[GIVEN TASK]: Copy out each line in the material below that has the word "except".

[GIVEN INFORMATION]:
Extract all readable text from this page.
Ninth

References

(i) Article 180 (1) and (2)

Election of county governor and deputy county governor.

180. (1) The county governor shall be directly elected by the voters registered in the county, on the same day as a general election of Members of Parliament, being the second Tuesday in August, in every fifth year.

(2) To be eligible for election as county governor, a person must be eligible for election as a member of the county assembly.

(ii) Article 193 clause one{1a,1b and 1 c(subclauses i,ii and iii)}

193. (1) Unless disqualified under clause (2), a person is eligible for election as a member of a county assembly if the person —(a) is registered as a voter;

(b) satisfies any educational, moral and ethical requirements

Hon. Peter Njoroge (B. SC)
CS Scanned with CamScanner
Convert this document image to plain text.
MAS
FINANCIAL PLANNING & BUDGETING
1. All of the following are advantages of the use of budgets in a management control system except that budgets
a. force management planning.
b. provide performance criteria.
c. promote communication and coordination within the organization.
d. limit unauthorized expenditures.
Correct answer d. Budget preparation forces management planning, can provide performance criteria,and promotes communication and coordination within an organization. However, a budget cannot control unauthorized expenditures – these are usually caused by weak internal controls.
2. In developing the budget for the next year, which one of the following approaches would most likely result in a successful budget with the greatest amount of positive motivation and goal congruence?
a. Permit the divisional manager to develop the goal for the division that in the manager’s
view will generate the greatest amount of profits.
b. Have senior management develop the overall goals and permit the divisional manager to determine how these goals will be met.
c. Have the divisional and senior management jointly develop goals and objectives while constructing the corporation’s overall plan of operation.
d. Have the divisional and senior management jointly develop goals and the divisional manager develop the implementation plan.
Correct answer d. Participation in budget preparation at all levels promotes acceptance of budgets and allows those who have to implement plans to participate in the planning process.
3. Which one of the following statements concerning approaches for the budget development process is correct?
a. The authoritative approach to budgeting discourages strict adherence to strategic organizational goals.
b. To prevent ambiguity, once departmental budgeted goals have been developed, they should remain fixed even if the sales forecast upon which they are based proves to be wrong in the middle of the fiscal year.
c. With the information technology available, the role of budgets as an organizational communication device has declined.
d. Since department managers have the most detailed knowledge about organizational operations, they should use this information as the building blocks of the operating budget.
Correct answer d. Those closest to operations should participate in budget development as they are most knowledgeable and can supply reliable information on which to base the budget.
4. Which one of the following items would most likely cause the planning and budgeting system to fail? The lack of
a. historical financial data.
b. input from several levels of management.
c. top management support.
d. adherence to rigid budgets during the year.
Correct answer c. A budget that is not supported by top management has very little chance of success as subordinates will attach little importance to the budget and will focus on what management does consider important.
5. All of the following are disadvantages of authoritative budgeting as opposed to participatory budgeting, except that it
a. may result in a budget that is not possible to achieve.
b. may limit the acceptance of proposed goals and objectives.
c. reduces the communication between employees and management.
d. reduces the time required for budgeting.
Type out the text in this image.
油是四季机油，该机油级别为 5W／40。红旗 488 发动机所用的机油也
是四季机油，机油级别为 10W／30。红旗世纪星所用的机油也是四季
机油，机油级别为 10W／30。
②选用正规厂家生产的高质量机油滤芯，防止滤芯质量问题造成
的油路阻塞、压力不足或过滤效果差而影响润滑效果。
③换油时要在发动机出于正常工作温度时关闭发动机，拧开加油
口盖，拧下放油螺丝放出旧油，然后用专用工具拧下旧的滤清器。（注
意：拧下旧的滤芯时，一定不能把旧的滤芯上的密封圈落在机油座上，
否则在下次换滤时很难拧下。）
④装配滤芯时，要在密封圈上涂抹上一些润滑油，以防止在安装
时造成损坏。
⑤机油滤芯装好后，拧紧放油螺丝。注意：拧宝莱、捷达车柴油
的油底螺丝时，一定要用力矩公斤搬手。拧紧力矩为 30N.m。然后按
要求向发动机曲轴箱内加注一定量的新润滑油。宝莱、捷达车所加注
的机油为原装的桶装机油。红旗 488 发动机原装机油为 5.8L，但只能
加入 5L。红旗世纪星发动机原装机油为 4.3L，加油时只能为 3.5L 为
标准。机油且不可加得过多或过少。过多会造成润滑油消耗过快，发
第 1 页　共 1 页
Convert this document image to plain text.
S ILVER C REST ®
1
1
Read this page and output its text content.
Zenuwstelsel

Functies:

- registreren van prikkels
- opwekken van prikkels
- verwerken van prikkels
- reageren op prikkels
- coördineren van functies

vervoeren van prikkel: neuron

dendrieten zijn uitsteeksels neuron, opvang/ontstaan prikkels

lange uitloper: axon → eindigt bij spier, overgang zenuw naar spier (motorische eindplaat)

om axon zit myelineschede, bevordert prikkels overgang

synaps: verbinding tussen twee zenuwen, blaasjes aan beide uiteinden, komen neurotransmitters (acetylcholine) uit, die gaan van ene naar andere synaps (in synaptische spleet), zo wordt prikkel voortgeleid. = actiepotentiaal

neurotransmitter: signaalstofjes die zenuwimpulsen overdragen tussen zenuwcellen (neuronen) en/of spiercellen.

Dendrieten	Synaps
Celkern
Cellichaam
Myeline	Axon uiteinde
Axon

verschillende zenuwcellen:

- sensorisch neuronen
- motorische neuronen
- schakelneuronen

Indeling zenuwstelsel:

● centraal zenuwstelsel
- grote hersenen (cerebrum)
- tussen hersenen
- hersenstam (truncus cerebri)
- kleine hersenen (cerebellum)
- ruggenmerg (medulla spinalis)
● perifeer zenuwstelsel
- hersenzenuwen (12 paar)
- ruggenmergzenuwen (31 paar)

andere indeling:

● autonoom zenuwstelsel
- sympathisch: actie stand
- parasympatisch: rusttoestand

[SOLUTION TO THIS TASK]:
1. All of the following are advantages of the use of budgets in a management control system except that budgets
5. All of the following are disadvantages of authoritative budgeting as opposed to participatory budgeting, except that it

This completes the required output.